» Directions for this task: Can you copy out word for word the lines of the records from the line with "colorbar-max: 0.45 [661,438,686,453]" up to and including the line with "atom-label: N [22,294,31,309]"?

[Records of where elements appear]
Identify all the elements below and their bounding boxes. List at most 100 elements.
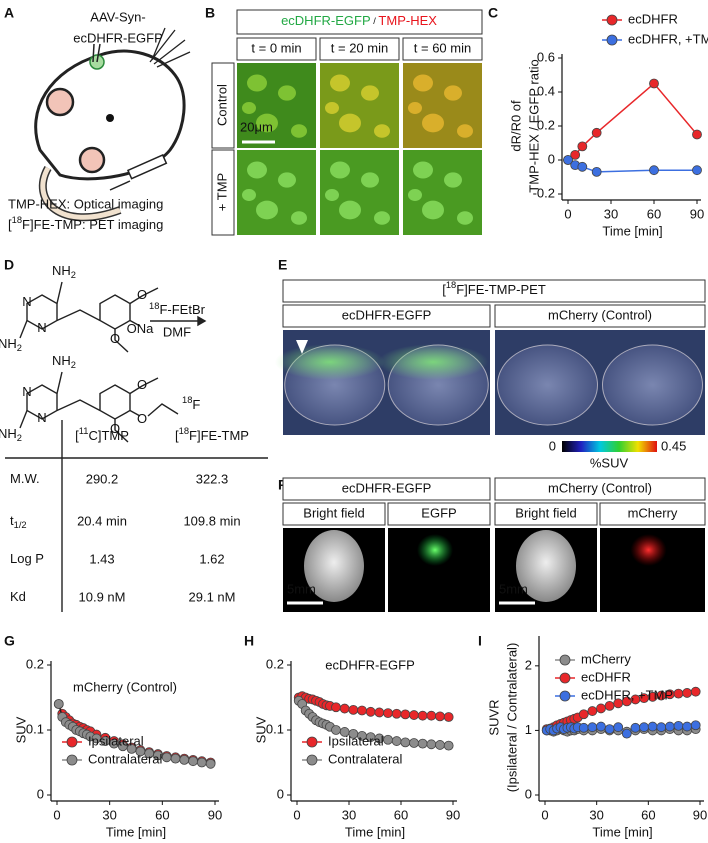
colorbar-max: 0.45 [661,438,686,453]
pet-title-part: F]FE-TMP-PET [456,282,546,297]
x-tick-label: 60 [647,206,661,221]
legend-marker [66,736,78,748]
data-point [435,740,445,750]
cell [325,189,339,201]
atom-label-part: N [37,410,46,425]
chart-title: mCherry (Control) [73,679,177,694]
channel-box [599,502,706,526]
data-point [577,141,588,152]
cell [278,172,296,188]
cell [374,211,390,225]
legend-label: ecDHFR [581,669,631,684]
x-axis-label: Time [min] [345,824,405,839]
data-point [577,161,588,172]
isotope-label: 18F [182,395,200,412]
table-cell: 10.9 nM [79,589,126,604]
data-point [563,155,573,165]
x-tick-label: 60 [155,807,169,822]
cell [361,85,379,101]
y-tick-label: 0 [37,786,44,801]
pet-title-part: [ [442,282,446,297]
data-point [443,740,454,751]
table-cell: 1.43 [89,551,114,566]
atom-label: ONa [127,321,155,336]
x-axis-label: Time [min] [602,223,662,238]
data-point [604,700,615,711]
x-tick-label: 0 [541,807,548,822]
data-point [570,149,581,160]
colorbar [562,441,657,452]
x-tick-label: 30 [604,206,618,221]
x-tick-label: 60 [641,807,655,822]
atom-label-part: N [22,384,31,399]
row-label: + TMP [214,173,229,211]
y-tick-label: -0.2 [533,185,555,200]
row-box [211,149,235,236]
atom-label: N [22,294,31,309]
time-label: t = 20 min [331,40,388,55]
data-point [664,721,675,732]
table-row-label-part: M.W. [10,471,40,486]
atom-label-part: O [137,287,147,302]
atom-label: O [137,411,147,426]
panel-label: D [4,257,14,273]
cell [422,200,444,220]
table-cell: 322.3 [196,471,229,486]
row-box [211,62,235,149]
y-tick-label: 0.2 [266,656,284,671]
x-tick-label: 30 [102,807,116,822]
panel-label: A [4,5,14,21]
y-axis-label: SUV [253,716,268,743]
panel-label: I [478,633,482,649]
x-tick-label: 0 [53,807,60,822]
atom-label: N [22,384,31,399]
data-point [630,722,641,733]
cell [330,74,350,92]
cell [247,161,267,179]
cell [444,85,462,101]
y-tick-label: 1 [525,722,532,737]
data-point [613,722,624,733]
chart-title: ecDHFR-EGFP [325,657,415,672]
colorbar-min: 0 [549,438,556,453]
table-header-part: [ [75,428,79,443]
data-point [117,741,128,752]
arrowhead [296,340,308,354]
legend-label: Ipsilateral [328,733,384,748]
y-axis-label: dR/R0 of [508,100,523,152]
channel-box [494,502,598,526]
data-point [126,743,137,754]
table-row-label-part: t [10,513,14,528]
group-box [494,304,706,328]
cell [242,189,256,201]
table-header: [18F]FE-TMP [175,426,249,443]
atom-label: O [137,287,147,302]
x-tick-label: 0 [564,206,571,221]
channel-label: Bright field [515,505,576,520]
data-point [417,738,428,749]
x-tick-label: 30 [342,807,356,822]
series-line [567,82,698,161]
legend-label: Ipsilateral [88,733,144,748]
table-header-part: C]TMP [88,428,128,443]
group-box [282,304,491,328]
pet-title: [18F]FE-TMP-PET [442,280,546,297]
scale-label: 5mm [499,581,528,596]
pet-label-part: F]FE-TMP: PET imaging [22,217,163,232]
header-label: ecDHFR-EGFP / TMP-HEX [281,13,437,28]
group-label: mCherry (Control) [548,307,652,322]
table-cell: 109.8 min [183,513,240,528]
group-label: ecDHFR-EGFP [342,307,432,322]
table-cell: 29.1 nM [189,589,236,604]
data-point [426,739,437,750]
x-tick-label: 60 [394,807,408,822]
time-box [236,37,317,61]
cell [457,211,473,225]
solvent-label: DMF [163,324,191,339]
data-point [578,709,589,720]
y-tick-label: 0 [548,151,555,166]
data-point [692,165,702,176]
data-point [409,710,419,720]
legend-marker [606,34,618,46]
legend-marker [559,690,571,702]
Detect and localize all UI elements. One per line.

» Correct response:
colorbar-max: 0.45 [661,438,686,453]
pet-title-part: F]FE-TMP-PET [456,282,546,297]
x-tick-label: 60 [647,206,661,221]
legend-marker [66,736,78,748]
data-point [435,740,445,750]
cell [325,189,339,201]
atom-label-part: N [37,410,46,425]
chart-title: mCherry (Control) [73,679,177,694]
channel-box [599,502,706,526]
data-point [577,141,588,152]
cell [278,172,296,188]
cell [374,211,390,225]
legend-label: ecDHFR [581,669,631,684]
x-axis-label: Time [min] [345,824,405,839]
data-point [577,161,588,172]
isotope-label: 18F [182,395,200,412]
table-cell: 10.9 nM [79,589,126,604]
data-point [563,155,573,165]
x-tick-label: 60 [155,807,169,822]
cell [361,85,379,101]
y-tick-label: 0 [37,786,44,801]
pet-title-part: [ [442,282,446,297]
data-point [443,740,454,751]
table-cell: 1.43 [89,551,114,566]
atom-label: ONa [127,321,155,336]
x-axis-label: Time [min] [602,223,662,238]
data-point [604,700,615,711]
x-tick-label: 0 [541,807,548,822]
data-point [570,149,581,160]
colorbar [562,441,657,452]
x-tick-label: 30 [604,206,618,221]
x-tick-label: 60 [641,807,655,822]
atom-label-part: N [22,384,31,399]
row-label: + TMP [214,173,229,211]
y-tick-label: -0.2 [533,185,555,200]
row-box [211,149,235,236]
atom-label: N [22,294,31,309]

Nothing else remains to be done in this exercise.